[Required work]: Provide the records once more, identical to the original.

-- START --

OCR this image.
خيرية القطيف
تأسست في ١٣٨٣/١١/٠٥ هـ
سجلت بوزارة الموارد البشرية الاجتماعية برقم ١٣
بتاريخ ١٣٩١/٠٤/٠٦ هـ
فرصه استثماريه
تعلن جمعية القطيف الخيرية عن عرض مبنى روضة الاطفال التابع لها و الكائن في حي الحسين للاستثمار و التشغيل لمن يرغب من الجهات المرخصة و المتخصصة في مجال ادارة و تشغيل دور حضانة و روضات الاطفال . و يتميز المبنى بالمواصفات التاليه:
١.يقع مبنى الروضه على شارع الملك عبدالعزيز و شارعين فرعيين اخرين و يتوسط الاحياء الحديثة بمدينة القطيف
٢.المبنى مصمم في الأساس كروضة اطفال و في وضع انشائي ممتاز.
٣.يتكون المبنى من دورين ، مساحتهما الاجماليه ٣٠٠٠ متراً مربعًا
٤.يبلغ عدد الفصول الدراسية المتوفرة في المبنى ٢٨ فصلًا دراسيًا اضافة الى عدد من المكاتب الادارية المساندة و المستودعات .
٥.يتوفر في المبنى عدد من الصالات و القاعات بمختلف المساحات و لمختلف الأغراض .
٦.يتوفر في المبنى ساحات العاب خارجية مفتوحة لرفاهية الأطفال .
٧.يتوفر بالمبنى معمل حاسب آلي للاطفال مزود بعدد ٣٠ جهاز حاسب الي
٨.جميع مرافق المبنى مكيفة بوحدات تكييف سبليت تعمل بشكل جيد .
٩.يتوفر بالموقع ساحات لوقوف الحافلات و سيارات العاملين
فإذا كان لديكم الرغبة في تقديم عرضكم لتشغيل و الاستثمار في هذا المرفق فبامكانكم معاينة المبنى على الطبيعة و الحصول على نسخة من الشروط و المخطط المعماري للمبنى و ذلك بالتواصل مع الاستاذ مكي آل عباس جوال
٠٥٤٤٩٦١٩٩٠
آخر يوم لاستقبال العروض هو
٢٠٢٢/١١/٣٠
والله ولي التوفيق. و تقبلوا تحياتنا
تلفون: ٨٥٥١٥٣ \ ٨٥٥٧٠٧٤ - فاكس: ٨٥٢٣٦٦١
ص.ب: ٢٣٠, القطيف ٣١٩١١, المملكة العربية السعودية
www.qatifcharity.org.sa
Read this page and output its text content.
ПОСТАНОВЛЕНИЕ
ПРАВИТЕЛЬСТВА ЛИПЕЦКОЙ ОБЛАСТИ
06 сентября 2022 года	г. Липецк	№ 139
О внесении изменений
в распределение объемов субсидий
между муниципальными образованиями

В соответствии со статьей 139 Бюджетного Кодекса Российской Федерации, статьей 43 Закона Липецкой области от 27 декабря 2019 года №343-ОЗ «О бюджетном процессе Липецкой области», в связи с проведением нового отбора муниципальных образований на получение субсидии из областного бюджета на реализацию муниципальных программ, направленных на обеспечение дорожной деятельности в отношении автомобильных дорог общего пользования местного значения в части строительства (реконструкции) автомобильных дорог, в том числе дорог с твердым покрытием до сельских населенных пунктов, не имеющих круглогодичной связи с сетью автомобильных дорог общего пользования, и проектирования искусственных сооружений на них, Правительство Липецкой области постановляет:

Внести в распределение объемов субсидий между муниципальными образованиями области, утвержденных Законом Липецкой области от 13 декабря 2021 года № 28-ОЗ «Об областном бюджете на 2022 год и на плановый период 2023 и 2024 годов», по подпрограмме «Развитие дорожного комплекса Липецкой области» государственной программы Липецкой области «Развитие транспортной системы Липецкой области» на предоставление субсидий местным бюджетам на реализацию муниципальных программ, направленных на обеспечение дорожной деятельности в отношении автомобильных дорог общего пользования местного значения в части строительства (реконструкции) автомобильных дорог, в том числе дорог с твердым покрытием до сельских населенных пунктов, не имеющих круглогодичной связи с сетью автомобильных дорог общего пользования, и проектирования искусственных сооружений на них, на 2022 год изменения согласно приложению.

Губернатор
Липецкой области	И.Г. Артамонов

-- END --

[Task output]:
OCR this image.
خيرية القطيف
تأسست في ١٣٨٣/١١/٠٥ هـ
سجلت بوزارة الموارد البشرية الاجتماعية برقم ١٣
بتاريخ ١٣٩١/٠٤/٠٦ هـ
فرصه استثماريه
تعلن جمعية القطيف الخيرية عن عرض مبنى روضة الاطفال التابع لها و الكائن في حي الحسين للاستثمار و التشغيل لمن يرغب من الجهات المرخصة و المتخصصة في مجال ادارة و تشغيل دور حضانة و روضات الاطفال . و يتميز المبنى بالمواصفات التاليه:
١.يقع مبنى الروضه على شارع الملك عبدالعزيز و شارعين فرعيين اخرين و يتوسط الاحياء الحديثة بمدينة القطيف
٢.المبنى مصمم في الأساس كروضة اطفال و في وضع انشائي ممتاز.
٣.يتكون المبنى من دورين ، مساحتهما الاجماليه ٣٠٠٠ متراً مربعًا
٤.يبلغ عدد الفصول الدراسية المتوفرة في المبنى ٢٨ فصلًا دراسيًا اضافة الى عدد من المكاتب الادارية المساندة و المستودعات .
٥.يتوفر في المبنى عدد من الصالات و القاعات بمختلف المساحات و لمختلف الأغراض .
٦.يتوفر في المبنى ساحات العاب خارجية مفتوحة لرفاهية الأطفال .
٧.يتوفر بالمبنى معمل حاسب آلي للاطفال مزود بعدد ٣٠ جهاز حاسب الي
٨.جميع مرافق المبنى مكيفة بوحدات تكييف سبليت تعمل بشكل جيد .
٩.يتوفر بالموقع ساحات لوقوف الحافلات و سيارات العاملين
فإذا كان لديكم الرغبة في تقديم عرضكم لتشغيل و الاستثمار في هذا المرفق فبامكانكم معاينة المبنى على الطبيعة و الحصول على نسخة من الشروط و المخطط المعماري للمبنى و ذلك بالتواصل مع الاستاذ مكي آل عباس جوال
٠٥٤٤٩٦١٩٩٠
آخر يوم لاستقبال العروض هو
٢٠٢٢/١١/٣٠
والله ولي التوفيق. و تقبلوا تحياتنا
تلفون: ٨٥٥١٥٣ \ ٨٥٥٧٠٧٤ - فاكس: ٨٥٢٣٦٦١
ص.ب: ٢٣٠, القطيف ٣١٩١١, المملكة العربية السعودية
www.qatifcharity.org.sa
Read this page and output its text content.
ПОСТАНОВЛЕНИЕ
ПРАВИТЕЛЬСТВА ЛИПЕЦКОЙ ОБЛАСТИ
06 сентября 2022 года	г. Липецк	№ 139
О внесении изменений
в распределение объемов субсидий
между муниципальными образованиями

В соответствии со статьей 139 Бюджетного Кодекса Российской Федерации, статьей 43 Закона Липецкой области от 27 декабря 2019 года №343-ОЗ «О бюджетном процессе Липецкой области», в связи с проведением нового отбора муниципальных образований на получение субсидии из областного бюджета на реализацию муниципальных программ, направленных на обеспечение дорожной деятельности в отношении автомобильных дорог общего пользования местного значения в части строительства (реконструкции) автомобильных дорог, в том числе дорог с твердым покрытием до сельских населенных пунктов, не имеющих круглогодичной связи с сетью автомобильных дорог общего пользования, и проектирования искусственных сооружений на них, Правительство Липецкой области постановляет:

Внести в распределение объемов субсидий между муниципальными образованиями области, утвержденных Законом Липецкой области от 13 декабря 2021 года № 28-ОЗ «Об областном бюджете на 2022 год и на плановый период 2023 и 2024 годов», по подпрограмме «Развитие дорожного комплекса Липецкой области» государственной программы Липецкой области «Развитие транспортной системы Липецкой области» на предоставление субсидий местным бюджетам на реализацию муниципальных программ, направленных на обеспечение дорожной деятельности в отношении автомобильных дорог общего пользования местного значения в части строительства (реконструкции) автомобильных дорог, в том числе дорог с твердым покрытием до сельских населенных пунктов, не имеющих круглогодичной связи с сетью автомобильных дорог общего пользования, и проектирования искусственных сооружений на них, на 2022 год изменения согласно приложению.

Губернатор
Липецкой области	И.Г. Артамонов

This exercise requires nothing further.